Directions for this task – Say how many lines contain "from"; the answer is the number alone.

Record list –
• • • • • • •
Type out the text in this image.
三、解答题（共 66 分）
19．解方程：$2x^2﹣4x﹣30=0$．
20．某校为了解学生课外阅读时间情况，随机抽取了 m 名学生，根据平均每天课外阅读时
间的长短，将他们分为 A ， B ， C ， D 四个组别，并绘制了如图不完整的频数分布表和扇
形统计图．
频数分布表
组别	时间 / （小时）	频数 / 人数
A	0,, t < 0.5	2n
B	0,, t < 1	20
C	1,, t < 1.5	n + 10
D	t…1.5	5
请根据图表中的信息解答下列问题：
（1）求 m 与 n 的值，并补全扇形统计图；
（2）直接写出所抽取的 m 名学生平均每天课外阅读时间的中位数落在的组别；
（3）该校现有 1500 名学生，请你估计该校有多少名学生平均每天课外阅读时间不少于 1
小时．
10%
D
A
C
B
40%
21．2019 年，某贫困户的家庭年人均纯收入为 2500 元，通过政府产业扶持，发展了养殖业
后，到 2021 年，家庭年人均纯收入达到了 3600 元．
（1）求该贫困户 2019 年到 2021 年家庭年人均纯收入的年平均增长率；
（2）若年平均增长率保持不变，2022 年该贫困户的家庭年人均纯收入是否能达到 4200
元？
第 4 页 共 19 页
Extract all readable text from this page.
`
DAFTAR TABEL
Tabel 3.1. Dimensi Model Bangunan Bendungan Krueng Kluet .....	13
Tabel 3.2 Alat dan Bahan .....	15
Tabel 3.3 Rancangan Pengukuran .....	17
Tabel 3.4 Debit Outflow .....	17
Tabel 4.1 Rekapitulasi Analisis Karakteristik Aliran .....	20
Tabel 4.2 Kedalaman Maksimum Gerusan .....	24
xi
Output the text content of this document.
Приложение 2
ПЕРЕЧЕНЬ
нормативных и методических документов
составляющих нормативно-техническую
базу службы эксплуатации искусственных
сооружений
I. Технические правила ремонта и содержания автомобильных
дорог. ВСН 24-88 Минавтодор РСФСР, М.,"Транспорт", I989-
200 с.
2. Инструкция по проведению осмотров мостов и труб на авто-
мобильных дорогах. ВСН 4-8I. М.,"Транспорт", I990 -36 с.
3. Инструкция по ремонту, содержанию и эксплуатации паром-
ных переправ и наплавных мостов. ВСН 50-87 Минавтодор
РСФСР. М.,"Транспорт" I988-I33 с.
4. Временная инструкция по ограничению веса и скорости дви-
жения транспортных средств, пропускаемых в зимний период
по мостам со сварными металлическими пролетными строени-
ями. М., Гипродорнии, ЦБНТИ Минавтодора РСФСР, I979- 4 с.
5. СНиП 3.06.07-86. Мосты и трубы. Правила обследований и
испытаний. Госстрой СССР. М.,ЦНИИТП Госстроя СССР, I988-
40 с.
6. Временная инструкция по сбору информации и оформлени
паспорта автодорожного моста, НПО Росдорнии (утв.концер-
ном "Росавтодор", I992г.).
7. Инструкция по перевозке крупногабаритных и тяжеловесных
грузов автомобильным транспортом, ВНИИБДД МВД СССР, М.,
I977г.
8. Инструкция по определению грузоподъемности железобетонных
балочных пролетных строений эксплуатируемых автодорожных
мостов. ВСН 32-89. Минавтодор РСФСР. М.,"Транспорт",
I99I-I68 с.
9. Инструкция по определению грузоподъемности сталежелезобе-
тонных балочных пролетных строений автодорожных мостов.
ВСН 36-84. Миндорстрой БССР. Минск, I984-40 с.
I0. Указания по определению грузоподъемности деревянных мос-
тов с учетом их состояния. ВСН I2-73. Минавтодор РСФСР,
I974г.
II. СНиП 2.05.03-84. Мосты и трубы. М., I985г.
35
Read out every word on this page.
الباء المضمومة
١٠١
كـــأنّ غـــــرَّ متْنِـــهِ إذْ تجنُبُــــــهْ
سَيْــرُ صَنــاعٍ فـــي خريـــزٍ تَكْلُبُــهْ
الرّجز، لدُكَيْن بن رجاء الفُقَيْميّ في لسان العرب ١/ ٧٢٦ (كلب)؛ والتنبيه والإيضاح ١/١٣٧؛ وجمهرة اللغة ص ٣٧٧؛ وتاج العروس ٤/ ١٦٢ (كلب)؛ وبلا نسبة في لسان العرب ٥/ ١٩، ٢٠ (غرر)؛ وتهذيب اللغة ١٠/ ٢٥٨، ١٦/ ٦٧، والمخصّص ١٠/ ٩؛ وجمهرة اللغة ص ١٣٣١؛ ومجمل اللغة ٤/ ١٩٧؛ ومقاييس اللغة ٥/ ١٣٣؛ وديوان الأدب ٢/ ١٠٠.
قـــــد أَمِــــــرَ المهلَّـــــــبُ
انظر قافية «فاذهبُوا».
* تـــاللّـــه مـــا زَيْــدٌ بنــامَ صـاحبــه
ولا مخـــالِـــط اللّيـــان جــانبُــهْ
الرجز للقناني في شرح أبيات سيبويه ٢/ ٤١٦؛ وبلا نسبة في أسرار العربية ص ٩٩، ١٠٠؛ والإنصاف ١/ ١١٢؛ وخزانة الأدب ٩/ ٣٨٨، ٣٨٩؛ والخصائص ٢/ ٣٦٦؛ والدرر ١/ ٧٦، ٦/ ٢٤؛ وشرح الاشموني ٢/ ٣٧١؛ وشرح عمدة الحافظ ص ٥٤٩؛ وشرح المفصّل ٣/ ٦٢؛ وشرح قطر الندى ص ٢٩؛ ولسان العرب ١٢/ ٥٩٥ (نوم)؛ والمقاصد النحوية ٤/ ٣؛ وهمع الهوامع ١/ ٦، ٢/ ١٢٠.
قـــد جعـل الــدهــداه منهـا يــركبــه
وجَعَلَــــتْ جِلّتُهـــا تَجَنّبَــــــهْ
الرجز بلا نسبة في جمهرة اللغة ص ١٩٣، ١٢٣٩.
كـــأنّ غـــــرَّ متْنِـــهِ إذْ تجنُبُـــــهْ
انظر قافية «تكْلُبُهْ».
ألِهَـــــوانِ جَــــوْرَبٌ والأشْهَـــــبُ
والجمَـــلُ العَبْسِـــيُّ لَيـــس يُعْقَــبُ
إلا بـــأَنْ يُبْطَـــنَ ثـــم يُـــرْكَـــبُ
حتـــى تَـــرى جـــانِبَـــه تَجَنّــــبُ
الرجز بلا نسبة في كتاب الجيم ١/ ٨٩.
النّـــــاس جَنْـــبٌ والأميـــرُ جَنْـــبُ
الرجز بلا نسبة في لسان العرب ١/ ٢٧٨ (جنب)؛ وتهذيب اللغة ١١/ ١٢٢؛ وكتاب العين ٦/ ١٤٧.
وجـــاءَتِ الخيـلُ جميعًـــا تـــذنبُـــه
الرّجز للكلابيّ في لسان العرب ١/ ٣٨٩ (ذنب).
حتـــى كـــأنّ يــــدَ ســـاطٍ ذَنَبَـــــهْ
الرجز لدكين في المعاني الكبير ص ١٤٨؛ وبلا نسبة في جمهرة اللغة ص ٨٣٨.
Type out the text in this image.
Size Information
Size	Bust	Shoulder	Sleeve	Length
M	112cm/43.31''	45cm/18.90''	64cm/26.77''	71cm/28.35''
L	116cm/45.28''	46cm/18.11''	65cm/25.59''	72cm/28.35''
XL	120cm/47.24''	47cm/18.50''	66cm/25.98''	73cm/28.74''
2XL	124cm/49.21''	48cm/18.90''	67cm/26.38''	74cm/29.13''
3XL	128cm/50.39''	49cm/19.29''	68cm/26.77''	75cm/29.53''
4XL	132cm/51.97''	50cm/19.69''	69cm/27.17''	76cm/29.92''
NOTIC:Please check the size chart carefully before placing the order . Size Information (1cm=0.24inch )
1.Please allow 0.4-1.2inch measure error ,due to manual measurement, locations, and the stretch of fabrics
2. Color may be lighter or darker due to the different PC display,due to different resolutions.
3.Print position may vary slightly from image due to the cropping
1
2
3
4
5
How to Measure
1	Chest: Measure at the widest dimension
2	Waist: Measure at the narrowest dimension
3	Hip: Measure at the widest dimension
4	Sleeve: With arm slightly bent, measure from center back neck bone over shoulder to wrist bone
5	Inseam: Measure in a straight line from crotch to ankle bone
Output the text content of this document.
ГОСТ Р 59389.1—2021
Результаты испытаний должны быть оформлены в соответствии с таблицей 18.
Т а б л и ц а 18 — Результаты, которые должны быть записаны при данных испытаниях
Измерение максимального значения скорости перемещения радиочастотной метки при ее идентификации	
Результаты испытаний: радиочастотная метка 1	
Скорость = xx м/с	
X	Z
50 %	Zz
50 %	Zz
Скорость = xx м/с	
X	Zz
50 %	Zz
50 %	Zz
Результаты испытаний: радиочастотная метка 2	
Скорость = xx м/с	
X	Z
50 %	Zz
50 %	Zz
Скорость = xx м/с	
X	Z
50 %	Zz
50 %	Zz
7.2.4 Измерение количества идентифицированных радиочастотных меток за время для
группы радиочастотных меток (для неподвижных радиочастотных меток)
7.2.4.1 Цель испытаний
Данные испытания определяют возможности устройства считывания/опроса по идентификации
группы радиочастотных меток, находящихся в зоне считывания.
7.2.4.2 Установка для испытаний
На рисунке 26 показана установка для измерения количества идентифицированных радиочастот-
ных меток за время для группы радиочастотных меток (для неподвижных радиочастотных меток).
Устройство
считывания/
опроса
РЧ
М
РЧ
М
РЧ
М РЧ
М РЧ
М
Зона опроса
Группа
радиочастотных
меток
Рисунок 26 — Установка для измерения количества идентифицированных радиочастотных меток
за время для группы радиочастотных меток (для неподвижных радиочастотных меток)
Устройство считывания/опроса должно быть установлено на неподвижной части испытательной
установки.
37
• • • • • • •
Answer to the problem – 4